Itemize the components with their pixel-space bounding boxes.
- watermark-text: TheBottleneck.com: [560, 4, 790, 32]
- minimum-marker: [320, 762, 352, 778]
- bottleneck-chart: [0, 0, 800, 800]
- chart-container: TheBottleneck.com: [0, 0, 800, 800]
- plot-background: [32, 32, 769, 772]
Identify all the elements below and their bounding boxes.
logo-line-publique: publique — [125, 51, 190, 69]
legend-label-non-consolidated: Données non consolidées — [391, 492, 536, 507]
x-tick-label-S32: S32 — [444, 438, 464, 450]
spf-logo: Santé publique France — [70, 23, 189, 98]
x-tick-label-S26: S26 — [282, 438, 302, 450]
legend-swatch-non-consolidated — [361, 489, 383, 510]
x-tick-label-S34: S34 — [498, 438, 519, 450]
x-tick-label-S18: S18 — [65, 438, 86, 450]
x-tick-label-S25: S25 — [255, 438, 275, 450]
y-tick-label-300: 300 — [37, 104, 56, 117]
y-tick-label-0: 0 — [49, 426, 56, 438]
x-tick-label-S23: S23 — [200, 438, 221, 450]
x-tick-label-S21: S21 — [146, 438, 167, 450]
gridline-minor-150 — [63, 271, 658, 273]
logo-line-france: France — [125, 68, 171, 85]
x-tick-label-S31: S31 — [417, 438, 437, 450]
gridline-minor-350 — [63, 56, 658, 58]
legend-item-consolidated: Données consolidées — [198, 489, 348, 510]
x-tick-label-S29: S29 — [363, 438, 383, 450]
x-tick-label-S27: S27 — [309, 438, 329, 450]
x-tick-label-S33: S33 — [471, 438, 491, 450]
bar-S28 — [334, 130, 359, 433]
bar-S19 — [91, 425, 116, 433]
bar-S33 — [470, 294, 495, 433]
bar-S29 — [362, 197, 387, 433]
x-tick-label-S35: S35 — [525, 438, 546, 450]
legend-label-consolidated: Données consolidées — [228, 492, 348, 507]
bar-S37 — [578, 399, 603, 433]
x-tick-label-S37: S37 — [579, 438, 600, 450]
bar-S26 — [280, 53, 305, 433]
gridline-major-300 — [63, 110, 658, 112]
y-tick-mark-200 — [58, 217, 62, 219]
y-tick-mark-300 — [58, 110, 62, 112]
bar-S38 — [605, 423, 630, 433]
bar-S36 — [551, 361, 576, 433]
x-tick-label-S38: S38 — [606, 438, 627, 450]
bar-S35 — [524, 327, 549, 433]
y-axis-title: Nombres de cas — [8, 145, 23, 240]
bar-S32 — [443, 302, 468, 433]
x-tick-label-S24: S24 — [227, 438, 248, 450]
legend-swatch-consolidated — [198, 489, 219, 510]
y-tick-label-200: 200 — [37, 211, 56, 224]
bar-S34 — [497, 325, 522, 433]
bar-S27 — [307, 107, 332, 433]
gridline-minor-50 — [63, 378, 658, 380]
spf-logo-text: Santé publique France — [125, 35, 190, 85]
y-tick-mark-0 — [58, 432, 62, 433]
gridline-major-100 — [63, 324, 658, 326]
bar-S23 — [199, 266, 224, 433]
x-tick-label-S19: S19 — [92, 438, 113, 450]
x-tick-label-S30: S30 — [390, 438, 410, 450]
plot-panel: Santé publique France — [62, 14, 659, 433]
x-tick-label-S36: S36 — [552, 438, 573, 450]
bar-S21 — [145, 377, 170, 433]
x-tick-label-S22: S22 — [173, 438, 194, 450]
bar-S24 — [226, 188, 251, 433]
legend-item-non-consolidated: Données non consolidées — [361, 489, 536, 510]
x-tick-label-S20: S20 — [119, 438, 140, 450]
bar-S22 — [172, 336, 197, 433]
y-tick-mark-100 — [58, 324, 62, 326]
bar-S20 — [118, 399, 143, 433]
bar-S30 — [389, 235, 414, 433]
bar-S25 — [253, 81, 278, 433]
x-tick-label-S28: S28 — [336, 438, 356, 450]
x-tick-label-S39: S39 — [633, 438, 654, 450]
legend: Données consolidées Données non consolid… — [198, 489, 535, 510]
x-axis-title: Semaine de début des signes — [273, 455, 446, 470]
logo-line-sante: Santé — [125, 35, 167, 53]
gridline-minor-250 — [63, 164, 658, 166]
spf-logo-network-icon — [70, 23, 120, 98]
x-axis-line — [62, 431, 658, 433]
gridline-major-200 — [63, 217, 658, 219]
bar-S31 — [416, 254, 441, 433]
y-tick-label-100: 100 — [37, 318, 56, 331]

## Problem to solve:
Copy every line of the rows above verbatim.

## Response to the task:
Itemize the components with their pixel-space bounding boxes.
- watermark-text: TheBottleneck.com: [560, 4, 790, 32]
- minimum-marker: [320, 762, 352, 778]
- bottleneck-chart: [0, 0, 800, 800]
- chart-container: TheBottleneck.com: [0, 0, 800, 800]
- plot-background: [32, 32, 769, 772]
Identify all the elements below and their bounding boxes.
logo-line-publique: publique — [125, 51, 190, 69]
legend-label-non-consolidated: Données non consolidées — [391, 492, 536, 507]
x-tick-label-S32: S32 — [444, 438, 464, 450]
spf-logo: Santé publique France — [70, 23, 189, 98]
x-tick-label-S26: S26 — [282, 438, 302, 450]
legend-swatch-non-consolidated — [361, 489, 383, 510]
x-tick-label-S34: S34 — [498, 438, 519, 450]
x-tick-label-S18: S18 — [65, 438, 86, 450]
x-tick-label-S25: S25 — [255, 438, 275, 450]
y-tick-label-300: 300 — [37, 104, 56, 117]
y-tick-label-0: 0 — [49, 426, 56, 438]
x-tick-label-S23: S23 — [200, 438, 221, 450]
x-tick-label-S21: S21 — [146, 438, 167, 450]
gridline-minor-150 — [63, 271, 658, 273]
logo-line-france: France — [125, 68, 171, 85]
x-tick-label-S31: S31 — [417, 438, 437, 450]
gridline-minor-350 — [63, 56, 658, 58]
legend-item-consolidated: Données consolidées — [198, 489, 348, 510]
x-tick-label-S29: S29 — [363, 438, 383, 450]
x-tick-label-S27: S27 — [309, 438, 329, 450]
x-tick-label-S33: S33 — [471, 438, 491, 450]
bar-S28 — [334, 130, 359, 433]
bar-S19 — [91, 425, 116, 433]
bar-S33 — [470, 294, 495, 433]
bar-S29 — [362, 197, 387, 433]
x-tick-label-S35: S35 — [525, 438, 546, 450]
legend-label-consolidated: Données consolidées — [228, 492, 348, 507]
bar-S37 — [578, 399, 603, 433]
x-tick-label-S37: S37 — [579, 438, 600, 450]
bar-S26 — [280, 53, 305, 433]
gridline-major-300 — [63, 110, 658, 112]
y-tick-mark-200 — [58, 217, 62, 219]
y-tick-mark-300 — [58, 110, 62, 112]
bar-S38 — [605, 423, 630, 433]
bar-S36 — [551, 361, 576, 433]
x-tick-label-S38: S38 — [606, 438, 627, 450]
bar-S35 — [524, 327, 549, 433]
y-axis-title: Nombres de cas — [8, 145, 23, 240]
bar-S32 — [443, 302, 468, 433]
x-tick-label-S24: S24 — [227, 438, 248, 450]
legend-swatch-consolidated — [198, 489, 219, 510]
y-tick-label-200: 200 — [37, 211, 56, 224]
bar-S34 — [497, 325, 522, 433]
bar-S27 — [307, 107, 332, 433]
gridline-minor-50 — [63, 378, 658, 380]
spf-logo-text: Santé publique France — [125, 35, 190, 85]
y-tick-mark-0 — [58, 432, 62, 433]
gridline-major-100 — [63, 324, 658, 326]
bar-S23 — [199, 266, 224, 433]
x-tick-label-S19: S19 — [92, 438, 113, 450]
x-tick-label-S30: S30 — [390, 438, 410, 450]
plot-panel: Santé publique France — [62, 14, 659, 433]
x-tick-label-S36: S36 — [552, 438, 573, 450]
bar-S21 — [145, 377, 170, 433]
x-tick-label-S22: S22 — [173, 438, 194, 450]
bar-S24 — [226, 188, 251, 433]
legend-item-non-consolidated: Données non consolidées — [361, 489, 536, 510]
x-tick-label-S20: S20 — [119, 438, 140, 450]
bar-S22 — [172, 336, 197, 433]
y-tick-mark-100 — [58, 324, 62, 326]
bar-S20 — [118, 399, 143, 433]
bar-S30 — [389, 235, 414, 433]
bar-S25 — [253, 81, 278, 433]
x-tick-label-S28: S28 — [336, 438, 356, 450]
x-tick-label-S39: S39 — [633, 438, 654, 450]
legend: Données consolidées Données non consolid… — [198, 489, 535, 510]
x-axis-title: Semaine de début des signes — [273, 455, 446, 470]
logo-line-sante: Santé — [125, 35, 167, 53]
gridline-minor-250 — [63, 164, 658, 166]
spf-logo-network-icon — [70, 23, 120, 98]
x-axis-line — [62, 431, 658, 433]
gridline-major-200 — [63, 217, 658, 219]
bar-S31 — [416, 254, 441, 433]
y-tick-label-100: 100 — [37, 318, 56, 331]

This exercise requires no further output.